----- Materials provided
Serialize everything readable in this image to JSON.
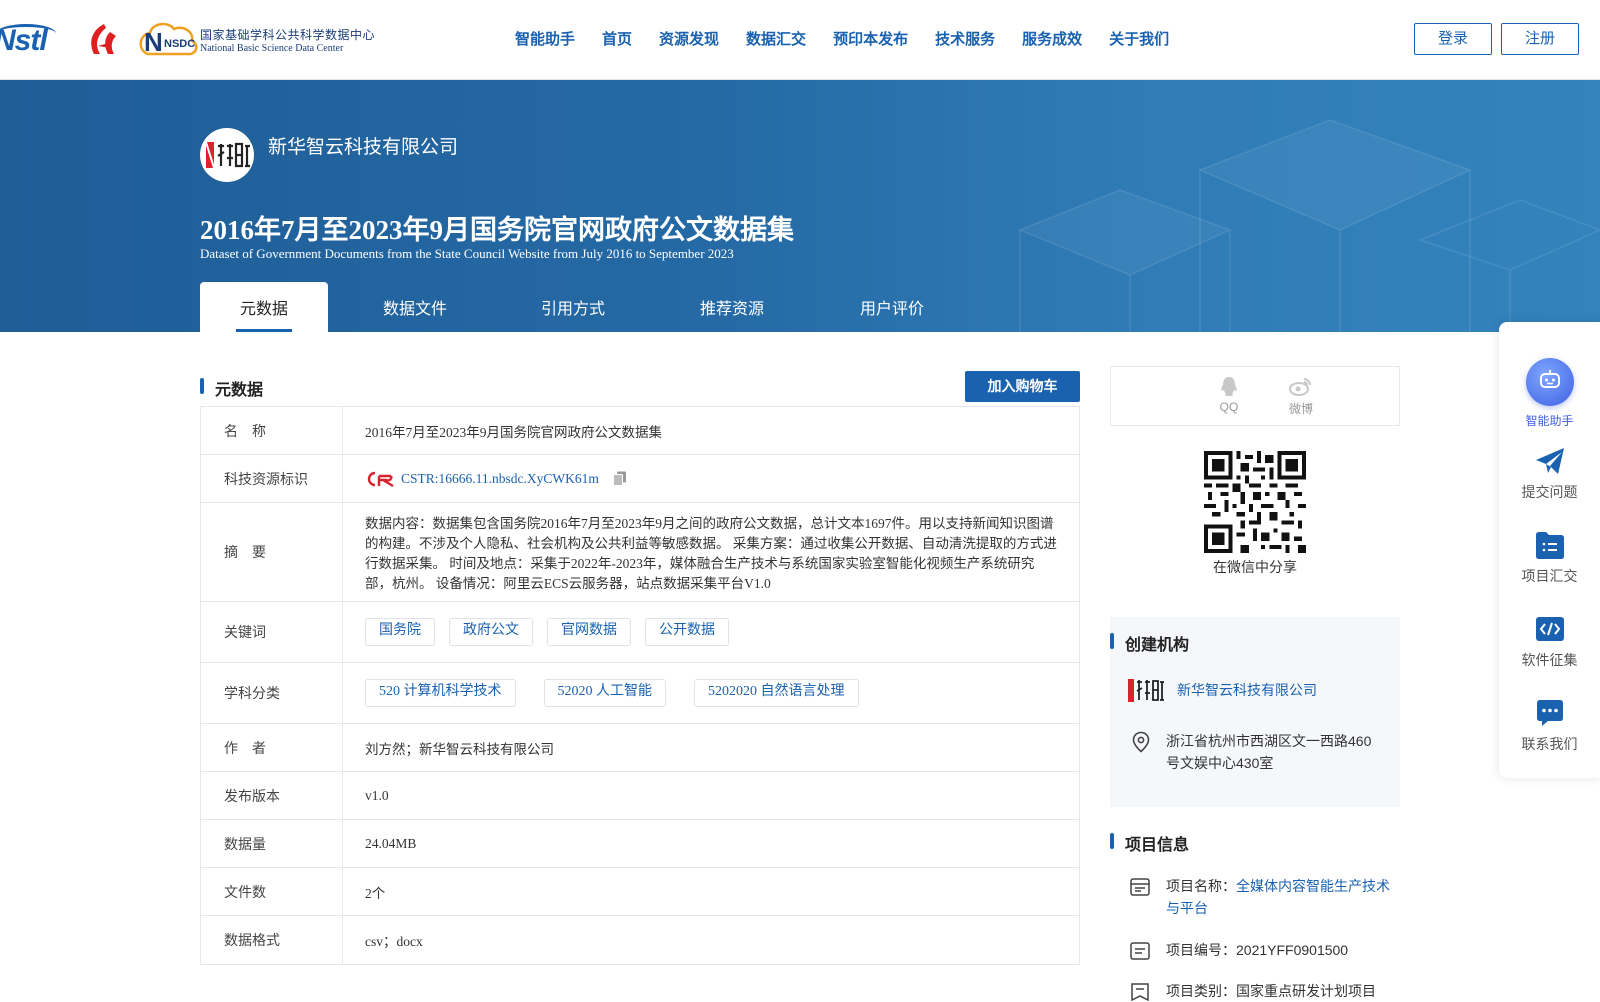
{
  "header": {
    "nav": [
      "智能助手",
      "首页",
      "资源发现",
      "数据汇交",
      "预印本发布",
      "技术服务",
      "服务成效",
      "关于我们"
    ],
    "login": "登录",
    "register": "注册",
    "logo_nstl_text": "Nstl",
    "logo_nsdc_mark": "NSDC",
    "logo_nsdc_cn": "国家基础学科公共科学数据中心",
    "logo_nsdc_en": "National Basic Science Data Center"
  },
  "banner": {
    "org_name": "新华智云科技有限公司",
    "title_cn": "2016年7月至2023年9月国务院官网政府公文数据集",
    "title_en": "Dataset of Government Documents from the State Council Website from July 2016 to September 2023",
    "tabs": [
      "元数据",
      "数据文件",
      "引用方式",
      "推荐资源",
      "用户评价"
    ]
  },
  "metadata": {
    "section_title": "元数据",
    "cart_button": "加入购物车",
    "rows": {
      "name": {
        "k": "名　称",
        "v": "2016年7月至2023年9月国务院官网政府公文数据集"
      },
      "cstr": {
        "k": "科技资源标识",
        "v": "CSTR:16666.11.nbsdc.XyCWK61m",
        "logo": "CSTR"
      },
      "abstract": {
        "k": "摘　要",
        "v": "数据内容：数据集包含国务院2016年7月至2023年9月之间的政府公文数据，总计文本1697件。用以支持新闻知识图谱的构建。不涉及个人隐私、社会机构及公共利益等敏感数据。 采集方案：通过收集公开数据、自动清洗提取的方式进行数据采集。 时间及地点：采集于2022年-2023年，媒体融合生产技术与系统国家实验室智能化视频生产系统研究部，杭州。 设备情况：阿里云ECS云服务器，站点数据采集平台V1.0"
      },
      "keywords": {
        "k": "关键词",
        "v": [
          "国务院",
          "政府公文",
          "官网数据",
          "公开数据"
        ]
      },
      "subjects": {
        "k": "学科分类",
        "v": [
          "520 计算机科学技术",
          "52020 人工智能",
          "5202020 自然语言处理"
        ]
      },
      "author": {
        "k": "作　者",
        "v": "刘方然；新华智云科技有限公司"
      },
      "version": {
        "k": "发布版本",
        "v": "v1.0"
      },
      "size": {
        "k": "数据量",
        "v": "24.04MB"
      },
      "files": {
        "k": "文件数",
        "v": "2个"
      },
      "format": {
        "k": "数据格式",
        "v": "csv；docx"
      }
    }
  },
  "share": {
    "qq": "QQ",
    "weibo": "微博",
    "wechat_caption": "在微信中分享"
  },
  "institution": {
    "section_title": "创建机构",
    "name": "新华智云科技有限公司",
    "address": "浙江省杭州市西湖区文一西路460号文娱中心430室"
  },
  "project": {
    "section_title": "项目信息",
    "name_label": "项目名称：",
    "name_value": "全媒体内容智能生产技术与平台",
    "code_label": "项目编号：",
    "code_value": "2021YFF0901500",
    "type_label": "项目类别：",
    "type_value": "国家重点研发计划项目"
  },
  "float_bar": [
    "智能助手",
    "提交问题",
    "项目汇交",
    "软件征集",
    "联系我们"
  ],
  "colors": {
    "accent": "#1a62b0",
    "banner": "#256aa5"
  }
}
----------
Copy the listing in full and without alteration, omitting every picture.

Serialize everything readable in this image to JSON.
{
  "header": {
    "nav": [
      "智能助手",
      "首页",
      "资源发现",
      "数据汇交",
      "预印本发布",
      "技术服务",
      "服务成效",
      "关于我们"
    ],
    "login": "登录",
    "register": "注册",
    "logo_nstl_text": "Nstl",
    "logo_nsdc_mark": "NSDC",
    "logo_nsdc_cn": "国家基础学科公共科学数据中心",
    "logo_nsdc_en": "National Basic Science Data Center"
  },
  "banner": {
    "org_name": "新华智云科技有限公司",
    "title_cn": "2016年7月至2023年9月国务院官网政府公文数据集",
    "title_en": "Dataset of Government Documents from the State Council Website from July 2016 to September 2023",
    "tabs": [
      "元数据",
      "数据文件",
      "引用方式",
      "推荐资源",
      "用户评价"
    ]
  },
  "metadata": {
    "section_title": "元数据",
    "cart_button": "加入购物车",
    "rows": {
      "name": {
        "k": "名　称",
        "v": "2016年7月至2023年9月国务院官网政府公文数据集"
      },
      "cstr": {
        "k": "科技资源标识",
        "v": "CSTR:16666.11.nbsdc.XyCWK61m",
        "logo": "CSTR"
      },
      "abstract": {
        "k": "摘　要",
        "v": "数据内容：数据集包含国务院2016年7月至2023年9月之间的政府公文数据，总计文本1697件。用以支持新闻知识图谱的构建。不涉及个人隐私、社会机构及公共利益等敏感数据。 采集方案：通过收集公开数据、自动清洗提取的方式进行数据采集。 时间及地点：采集于2022年-2023年，媒体融合生产技术与系统国家实验室智能化视频生产系统研究部，杭州。 设备情况：阿里云ECS云服务器，站点数据采集平台V1.0"
      },
      "keywords": {
        "k": "关键词",
        "v": [
          "国务院",
          "政府公文",
          "官网数据",
          "公开数据"
        ]
      },
      "subjects": {
        "k": "学科分类",
        "v": [
          "520 计算机科学技术",
          "52020 人工智能",
          "5202020 自然语言处理"
        ]
      },
      "author": {
        "k": "作　者",
        "v": "刘方然；新华智云科技有限公司"
      },
      "version": {
        "k": "发布版本",
        "v": "v1.0"
      },
      "size": {
        "k": "数据量",
        "v": "24.04MB"
      },
      "files": {
        "k": "文件数",
        "v": "2个"
      },
      "format": {
        "k": "数据格式",
        "v": "csv；docx"
      }
    }
  },
  "share": {
    "qq": "QQ",
    "weibo": "微博",
    "wechat_caption": "在微信中分享"
  },
  "institution": {
    "section_title": "创建机构",
    "name": "新华智云科技有限公司",
    "address": "浙江省杭州市西湖区文一西路460号文娱中心430室"
  },
  "project": {
    "section_title": "项目信息",
    "name_label": "项目名称：",
    "name_value": "全媒体内容智能生产技术与平台",
    "code_label": "项目编号：",
    "code_value": "2021YFF0901500",
    "type_label": "项目类别：",
    "type_value": "国家重点研发计划项目"
  },
  "float_bar": [
    "智能助手",
    "提交问题",
    "项目汇交",
    "软件征集",
    "联系我们"
  ],
  "colors": {
    "accent": "#1a62b0",
    "banner": "#256aa5"
  }
}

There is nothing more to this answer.